** BEGIN **

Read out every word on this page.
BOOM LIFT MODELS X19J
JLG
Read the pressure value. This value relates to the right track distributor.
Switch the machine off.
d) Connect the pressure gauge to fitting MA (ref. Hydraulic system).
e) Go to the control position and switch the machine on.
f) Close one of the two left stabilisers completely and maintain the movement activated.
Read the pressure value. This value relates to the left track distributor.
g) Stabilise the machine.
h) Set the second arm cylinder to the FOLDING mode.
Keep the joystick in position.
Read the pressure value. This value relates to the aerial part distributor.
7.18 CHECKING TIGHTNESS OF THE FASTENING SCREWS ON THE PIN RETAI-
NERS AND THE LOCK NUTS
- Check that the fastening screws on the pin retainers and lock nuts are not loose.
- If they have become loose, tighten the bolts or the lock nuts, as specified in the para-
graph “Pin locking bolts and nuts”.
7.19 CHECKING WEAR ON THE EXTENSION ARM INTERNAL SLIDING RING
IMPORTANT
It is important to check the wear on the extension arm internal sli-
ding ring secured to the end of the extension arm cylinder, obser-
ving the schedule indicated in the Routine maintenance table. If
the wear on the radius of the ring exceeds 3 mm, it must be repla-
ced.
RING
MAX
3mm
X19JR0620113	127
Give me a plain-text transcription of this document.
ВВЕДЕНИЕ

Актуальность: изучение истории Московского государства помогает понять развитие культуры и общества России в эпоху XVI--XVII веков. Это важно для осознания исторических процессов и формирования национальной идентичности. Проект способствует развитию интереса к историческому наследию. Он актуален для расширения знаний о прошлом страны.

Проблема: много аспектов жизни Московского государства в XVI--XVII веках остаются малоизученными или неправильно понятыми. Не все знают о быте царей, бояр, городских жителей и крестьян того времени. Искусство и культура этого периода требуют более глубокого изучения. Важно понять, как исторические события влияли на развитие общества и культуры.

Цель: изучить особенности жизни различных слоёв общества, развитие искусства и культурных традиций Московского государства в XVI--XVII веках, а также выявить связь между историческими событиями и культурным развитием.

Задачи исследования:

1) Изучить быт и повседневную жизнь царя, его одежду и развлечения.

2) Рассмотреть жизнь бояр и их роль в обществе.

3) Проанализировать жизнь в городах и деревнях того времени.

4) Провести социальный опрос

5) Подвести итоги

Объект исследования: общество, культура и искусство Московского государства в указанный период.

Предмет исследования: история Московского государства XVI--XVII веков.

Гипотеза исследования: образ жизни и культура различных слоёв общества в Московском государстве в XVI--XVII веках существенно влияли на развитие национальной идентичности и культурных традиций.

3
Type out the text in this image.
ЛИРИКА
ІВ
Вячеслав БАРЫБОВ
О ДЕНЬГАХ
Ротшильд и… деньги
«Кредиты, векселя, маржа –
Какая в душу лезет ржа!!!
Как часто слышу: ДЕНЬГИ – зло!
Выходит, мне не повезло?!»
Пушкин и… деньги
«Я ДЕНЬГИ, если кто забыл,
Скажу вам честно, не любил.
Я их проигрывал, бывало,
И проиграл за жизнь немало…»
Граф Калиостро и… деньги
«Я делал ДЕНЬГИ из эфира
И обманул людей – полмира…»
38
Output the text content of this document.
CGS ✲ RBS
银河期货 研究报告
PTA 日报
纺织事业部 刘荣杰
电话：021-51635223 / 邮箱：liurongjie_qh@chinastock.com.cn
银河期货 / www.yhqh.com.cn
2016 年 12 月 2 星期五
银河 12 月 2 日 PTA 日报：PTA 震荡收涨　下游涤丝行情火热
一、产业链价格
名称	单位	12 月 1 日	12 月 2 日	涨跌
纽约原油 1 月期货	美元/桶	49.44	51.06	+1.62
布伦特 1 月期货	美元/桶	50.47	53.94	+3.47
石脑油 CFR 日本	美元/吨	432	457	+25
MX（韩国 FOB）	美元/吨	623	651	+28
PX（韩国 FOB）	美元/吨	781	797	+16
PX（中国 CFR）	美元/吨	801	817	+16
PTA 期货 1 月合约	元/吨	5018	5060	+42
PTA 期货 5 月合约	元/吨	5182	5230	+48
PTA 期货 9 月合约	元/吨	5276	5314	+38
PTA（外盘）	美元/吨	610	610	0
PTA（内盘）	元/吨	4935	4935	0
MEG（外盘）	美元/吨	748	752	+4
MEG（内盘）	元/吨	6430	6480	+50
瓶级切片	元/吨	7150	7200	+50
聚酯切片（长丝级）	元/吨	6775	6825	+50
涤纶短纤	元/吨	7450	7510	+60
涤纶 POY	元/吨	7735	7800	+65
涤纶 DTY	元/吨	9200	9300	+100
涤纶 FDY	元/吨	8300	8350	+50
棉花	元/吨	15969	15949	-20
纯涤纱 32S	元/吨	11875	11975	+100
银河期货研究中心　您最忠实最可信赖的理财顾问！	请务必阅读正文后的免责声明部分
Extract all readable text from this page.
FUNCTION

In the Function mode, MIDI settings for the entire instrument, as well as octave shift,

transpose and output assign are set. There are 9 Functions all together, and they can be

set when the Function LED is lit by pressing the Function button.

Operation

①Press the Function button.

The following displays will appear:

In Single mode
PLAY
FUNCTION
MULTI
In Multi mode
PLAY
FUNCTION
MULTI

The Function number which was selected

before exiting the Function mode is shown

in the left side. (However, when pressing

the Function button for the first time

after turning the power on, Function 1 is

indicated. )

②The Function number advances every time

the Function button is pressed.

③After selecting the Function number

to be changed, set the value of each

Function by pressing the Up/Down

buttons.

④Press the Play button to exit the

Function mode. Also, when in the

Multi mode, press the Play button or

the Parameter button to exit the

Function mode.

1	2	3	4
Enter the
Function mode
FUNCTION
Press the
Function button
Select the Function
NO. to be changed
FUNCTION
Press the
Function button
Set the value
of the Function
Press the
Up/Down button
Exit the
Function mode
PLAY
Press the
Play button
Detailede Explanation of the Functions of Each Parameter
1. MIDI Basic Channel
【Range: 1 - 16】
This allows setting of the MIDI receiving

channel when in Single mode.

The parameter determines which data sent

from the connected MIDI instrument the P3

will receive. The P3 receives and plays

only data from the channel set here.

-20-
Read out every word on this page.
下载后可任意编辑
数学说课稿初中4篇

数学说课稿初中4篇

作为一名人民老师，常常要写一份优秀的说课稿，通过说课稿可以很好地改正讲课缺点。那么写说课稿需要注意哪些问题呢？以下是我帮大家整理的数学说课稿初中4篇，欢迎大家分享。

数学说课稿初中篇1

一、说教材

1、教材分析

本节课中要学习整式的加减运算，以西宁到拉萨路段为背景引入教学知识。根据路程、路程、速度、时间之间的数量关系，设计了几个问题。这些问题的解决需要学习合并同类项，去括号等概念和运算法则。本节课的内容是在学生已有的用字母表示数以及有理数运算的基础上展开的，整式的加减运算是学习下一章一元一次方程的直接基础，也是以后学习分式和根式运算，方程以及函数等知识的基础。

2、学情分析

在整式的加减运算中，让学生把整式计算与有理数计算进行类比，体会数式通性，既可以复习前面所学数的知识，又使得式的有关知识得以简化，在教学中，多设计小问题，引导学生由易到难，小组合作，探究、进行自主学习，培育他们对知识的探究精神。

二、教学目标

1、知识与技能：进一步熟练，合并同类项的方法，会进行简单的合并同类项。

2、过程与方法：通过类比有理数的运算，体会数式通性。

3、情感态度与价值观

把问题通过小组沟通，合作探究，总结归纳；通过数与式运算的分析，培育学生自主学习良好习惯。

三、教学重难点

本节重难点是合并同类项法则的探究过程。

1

** END **

- Stated goal:
Gather all lines of the records that include the word "культурных".

- Response for this exercise:
Цель: изучить особенности жизни различных слоёв общества, развитие искусства и культурных традиций Московского государства в XVI--XVII веках, а также выявить связь между историческими событиями и культурным развитием.
Гипотеза исследования: образ жизни и культура различных слоёв общества в Московском государстве в XVI--XVII веках существенно влияли на развитие национальной идентичности и культурных традиций.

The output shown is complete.